_Lines of data_.
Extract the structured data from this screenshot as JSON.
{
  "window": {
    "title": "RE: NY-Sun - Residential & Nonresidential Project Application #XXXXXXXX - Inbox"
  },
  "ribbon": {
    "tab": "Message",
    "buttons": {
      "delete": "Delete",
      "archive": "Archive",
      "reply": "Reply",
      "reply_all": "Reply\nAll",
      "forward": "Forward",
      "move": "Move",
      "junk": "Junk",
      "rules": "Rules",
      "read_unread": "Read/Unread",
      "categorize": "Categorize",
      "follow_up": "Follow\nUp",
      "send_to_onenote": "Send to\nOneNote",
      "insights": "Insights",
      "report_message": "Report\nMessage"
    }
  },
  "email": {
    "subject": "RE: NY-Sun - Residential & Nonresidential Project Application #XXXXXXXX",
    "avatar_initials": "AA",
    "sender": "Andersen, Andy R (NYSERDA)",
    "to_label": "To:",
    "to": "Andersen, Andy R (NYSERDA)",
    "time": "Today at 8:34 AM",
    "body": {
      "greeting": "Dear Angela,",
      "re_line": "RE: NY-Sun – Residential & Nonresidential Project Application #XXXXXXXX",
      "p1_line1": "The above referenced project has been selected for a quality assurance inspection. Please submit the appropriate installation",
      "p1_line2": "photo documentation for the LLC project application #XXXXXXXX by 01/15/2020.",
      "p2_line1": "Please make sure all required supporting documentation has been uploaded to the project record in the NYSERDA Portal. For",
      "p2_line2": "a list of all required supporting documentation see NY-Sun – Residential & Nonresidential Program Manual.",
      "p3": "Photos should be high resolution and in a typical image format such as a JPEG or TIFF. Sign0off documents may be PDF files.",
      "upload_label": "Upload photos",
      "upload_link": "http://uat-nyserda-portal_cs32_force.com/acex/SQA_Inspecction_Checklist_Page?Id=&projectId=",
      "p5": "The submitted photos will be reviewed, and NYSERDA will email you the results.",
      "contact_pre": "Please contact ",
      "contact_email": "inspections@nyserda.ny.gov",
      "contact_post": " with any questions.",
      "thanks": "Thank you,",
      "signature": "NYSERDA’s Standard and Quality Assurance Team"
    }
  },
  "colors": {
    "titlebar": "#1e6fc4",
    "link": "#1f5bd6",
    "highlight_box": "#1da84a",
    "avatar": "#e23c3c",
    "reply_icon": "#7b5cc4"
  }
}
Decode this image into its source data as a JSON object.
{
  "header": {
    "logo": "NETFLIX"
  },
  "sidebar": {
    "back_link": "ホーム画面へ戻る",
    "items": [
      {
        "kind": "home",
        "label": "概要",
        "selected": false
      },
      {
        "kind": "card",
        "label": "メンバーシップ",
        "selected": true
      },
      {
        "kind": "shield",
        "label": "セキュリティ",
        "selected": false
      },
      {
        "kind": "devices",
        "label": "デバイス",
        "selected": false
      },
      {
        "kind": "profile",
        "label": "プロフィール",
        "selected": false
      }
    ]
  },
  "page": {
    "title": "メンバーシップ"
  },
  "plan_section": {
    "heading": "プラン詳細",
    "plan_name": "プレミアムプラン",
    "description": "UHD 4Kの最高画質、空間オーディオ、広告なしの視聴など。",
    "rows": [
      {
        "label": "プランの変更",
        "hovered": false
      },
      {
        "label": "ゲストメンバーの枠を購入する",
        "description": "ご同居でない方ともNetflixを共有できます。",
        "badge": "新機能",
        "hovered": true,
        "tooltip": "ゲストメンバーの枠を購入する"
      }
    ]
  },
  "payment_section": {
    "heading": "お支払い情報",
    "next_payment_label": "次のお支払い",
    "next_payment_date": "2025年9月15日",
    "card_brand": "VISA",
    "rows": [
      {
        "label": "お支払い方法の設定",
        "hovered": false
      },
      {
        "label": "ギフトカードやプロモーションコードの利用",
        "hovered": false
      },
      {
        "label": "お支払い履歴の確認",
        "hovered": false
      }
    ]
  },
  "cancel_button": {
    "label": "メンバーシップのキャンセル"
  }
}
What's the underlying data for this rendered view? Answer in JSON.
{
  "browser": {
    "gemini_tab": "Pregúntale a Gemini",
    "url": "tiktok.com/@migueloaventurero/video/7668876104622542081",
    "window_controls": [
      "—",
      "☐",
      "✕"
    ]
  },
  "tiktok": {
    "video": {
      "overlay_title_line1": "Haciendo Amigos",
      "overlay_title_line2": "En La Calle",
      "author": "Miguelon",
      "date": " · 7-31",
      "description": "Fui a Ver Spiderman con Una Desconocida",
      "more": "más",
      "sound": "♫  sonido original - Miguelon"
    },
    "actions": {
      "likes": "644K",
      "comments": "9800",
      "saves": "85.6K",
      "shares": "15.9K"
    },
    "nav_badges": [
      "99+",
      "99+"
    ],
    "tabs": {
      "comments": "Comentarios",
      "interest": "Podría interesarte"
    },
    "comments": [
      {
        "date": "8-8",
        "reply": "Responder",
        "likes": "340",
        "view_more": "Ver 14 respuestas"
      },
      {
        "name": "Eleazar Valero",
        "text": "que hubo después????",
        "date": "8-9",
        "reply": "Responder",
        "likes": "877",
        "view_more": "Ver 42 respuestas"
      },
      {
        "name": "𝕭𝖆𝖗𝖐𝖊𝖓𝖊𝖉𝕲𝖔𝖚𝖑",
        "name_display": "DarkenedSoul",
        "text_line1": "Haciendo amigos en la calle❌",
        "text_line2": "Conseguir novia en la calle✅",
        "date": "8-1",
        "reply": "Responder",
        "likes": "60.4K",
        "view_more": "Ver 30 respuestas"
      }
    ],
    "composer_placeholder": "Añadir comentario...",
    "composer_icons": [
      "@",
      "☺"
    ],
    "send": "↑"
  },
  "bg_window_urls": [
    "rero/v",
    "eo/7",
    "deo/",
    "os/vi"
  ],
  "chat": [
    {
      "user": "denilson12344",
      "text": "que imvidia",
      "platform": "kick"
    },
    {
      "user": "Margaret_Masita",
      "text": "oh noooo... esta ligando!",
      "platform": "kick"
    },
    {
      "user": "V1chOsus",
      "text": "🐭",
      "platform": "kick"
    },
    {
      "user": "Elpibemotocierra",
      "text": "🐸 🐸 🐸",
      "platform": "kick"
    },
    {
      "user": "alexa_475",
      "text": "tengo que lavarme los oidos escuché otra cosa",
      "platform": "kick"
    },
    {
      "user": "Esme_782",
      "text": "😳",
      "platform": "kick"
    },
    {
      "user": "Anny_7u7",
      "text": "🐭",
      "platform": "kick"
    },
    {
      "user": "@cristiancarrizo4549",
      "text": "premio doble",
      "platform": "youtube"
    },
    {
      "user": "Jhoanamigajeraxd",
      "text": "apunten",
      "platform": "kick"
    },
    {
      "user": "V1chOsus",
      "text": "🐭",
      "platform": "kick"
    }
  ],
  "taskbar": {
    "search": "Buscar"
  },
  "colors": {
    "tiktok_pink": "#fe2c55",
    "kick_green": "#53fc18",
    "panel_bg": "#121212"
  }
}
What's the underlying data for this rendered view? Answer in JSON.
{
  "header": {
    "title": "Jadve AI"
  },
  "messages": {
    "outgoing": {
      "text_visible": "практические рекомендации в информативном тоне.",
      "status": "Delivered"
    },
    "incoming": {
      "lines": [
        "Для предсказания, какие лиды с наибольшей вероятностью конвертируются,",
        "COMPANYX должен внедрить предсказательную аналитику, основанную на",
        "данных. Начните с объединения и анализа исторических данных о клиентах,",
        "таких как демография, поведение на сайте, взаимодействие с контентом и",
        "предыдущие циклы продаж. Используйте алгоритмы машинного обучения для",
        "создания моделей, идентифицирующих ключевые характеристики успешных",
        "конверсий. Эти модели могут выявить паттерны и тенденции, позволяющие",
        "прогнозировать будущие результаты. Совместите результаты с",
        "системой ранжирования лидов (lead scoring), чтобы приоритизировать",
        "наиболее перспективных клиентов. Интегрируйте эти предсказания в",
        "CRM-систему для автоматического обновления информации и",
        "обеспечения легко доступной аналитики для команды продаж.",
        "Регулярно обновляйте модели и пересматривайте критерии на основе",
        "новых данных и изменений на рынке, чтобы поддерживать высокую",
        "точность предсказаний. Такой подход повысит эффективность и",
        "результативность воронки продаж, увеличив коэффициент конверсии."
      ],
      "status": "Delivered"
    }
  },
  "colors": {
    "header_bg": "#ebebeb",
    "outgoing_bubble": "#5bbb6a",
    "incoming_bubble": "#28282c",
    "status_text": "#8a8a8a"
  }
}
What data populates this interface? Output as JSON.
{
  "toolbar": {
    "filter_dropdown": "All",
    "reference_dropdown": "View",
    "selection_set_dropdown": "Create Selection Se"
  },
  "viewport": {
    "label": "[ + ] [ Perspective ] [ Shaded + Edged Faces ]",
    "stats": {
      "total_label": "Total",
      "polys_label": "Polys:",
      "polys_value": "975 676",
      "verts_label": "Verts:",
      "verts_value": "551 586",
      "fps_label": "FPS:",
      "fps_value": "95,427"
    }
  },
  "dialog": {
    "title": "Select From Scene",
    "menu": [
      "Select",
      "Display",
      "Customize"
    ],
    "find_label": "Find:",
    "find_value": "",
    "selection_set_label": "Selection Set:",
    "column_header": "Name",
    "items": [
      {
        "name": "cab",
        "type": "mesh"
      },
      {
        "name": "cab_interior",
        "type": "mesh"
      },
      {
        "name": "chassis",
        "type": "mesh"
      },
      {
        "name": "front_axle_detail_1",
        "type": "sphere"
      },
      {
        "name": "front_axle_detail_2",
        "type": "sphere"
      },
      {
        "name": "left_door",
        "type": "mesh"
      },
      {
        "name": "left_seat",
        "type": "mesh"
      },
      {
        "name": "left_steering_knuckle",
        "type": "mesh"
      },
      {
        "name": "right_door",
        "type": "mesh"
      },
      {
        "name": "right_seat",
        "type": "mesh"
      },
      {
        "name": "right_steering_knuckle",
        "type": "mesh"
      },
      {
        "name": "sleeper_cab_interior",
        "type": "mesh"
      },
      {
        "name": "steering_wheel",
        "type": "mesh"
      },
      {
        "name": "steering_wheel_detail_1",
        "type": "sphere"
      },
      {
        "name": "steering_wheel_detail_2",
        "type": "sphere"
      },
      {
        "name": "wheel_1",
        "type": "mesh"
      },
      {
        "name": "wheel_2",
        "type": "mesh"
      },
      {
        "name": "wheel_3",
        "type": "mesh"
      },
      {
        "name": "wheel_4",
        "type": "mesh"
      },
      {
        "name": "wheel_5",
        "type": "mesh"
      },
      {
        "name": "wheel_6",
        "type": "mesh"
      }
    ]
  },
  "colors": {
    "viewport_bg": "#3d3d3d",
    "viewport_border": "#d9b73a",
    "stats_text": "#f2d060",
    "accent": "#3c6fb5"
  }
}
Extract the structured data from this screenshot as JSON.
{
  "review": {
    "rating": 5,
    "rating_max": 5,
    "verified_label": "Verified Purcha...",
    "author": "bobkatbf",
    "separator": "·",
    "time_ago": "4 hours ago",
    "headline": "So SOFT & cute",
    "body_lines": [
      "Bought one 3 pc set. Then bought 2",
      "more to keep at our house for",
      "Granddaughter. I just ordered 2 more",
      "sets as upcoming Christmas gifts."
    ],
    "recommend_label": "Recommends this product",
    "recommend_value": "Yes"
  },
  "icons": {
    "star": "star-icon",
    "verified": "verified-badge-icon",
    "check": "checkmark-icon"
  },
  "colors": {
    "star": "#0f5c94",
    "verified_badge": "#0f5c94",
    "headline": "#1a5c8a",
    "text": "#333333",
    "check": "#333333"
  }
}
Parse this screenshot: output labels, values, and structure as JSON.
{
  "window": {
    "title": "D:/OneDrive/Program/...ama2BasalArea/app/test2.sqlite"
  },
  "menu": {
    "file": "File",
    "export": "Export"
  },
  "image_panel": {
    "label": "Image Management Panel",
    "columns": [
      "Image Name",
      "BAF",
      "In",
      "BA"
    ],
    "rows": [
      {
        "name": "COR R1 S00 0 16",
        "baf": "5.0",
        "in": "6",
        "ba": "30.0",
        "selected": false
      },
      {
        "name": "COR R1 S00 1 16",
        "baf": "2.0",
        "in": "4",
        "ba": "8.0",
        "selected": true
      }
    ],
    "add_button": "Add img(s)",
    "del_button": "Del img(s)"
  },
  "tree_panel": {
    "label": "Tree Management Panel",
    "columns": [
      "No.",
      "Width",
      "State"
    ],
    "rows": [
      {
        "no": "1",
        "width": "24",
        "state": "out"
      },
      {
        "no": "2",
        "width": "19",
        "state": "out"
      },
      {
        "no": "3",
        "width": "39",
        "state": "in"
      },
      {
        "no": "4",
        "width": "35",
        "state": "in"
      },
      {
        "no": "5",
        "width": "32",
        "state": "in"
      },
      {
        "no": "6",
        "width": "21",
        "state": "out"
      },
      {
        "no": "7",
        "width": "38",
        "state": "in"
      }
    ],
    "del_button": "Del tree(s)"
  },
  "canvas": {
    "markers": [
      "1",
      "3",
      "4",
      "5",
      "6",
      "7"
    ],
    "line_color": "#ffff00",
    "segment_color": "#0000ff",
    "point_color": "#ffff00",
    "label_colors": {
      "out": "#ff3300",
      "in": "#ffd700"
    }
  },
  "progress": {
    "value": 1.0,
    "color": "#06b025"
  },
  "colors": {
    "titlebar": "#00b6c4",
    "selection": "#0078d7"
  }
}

_GIVEN TASK_. Check each line above for the word "продаж" and copy the ones that have it.

_EXERCISE OUTPUT_.
        "предыдущие циклы продаж. Используйте алгоритмы машинного обучения для",
        "обеспечения легко доступной аналитики для команды продаж.",
        "результативность воронки продаж, увеличив коэффициент конверсии."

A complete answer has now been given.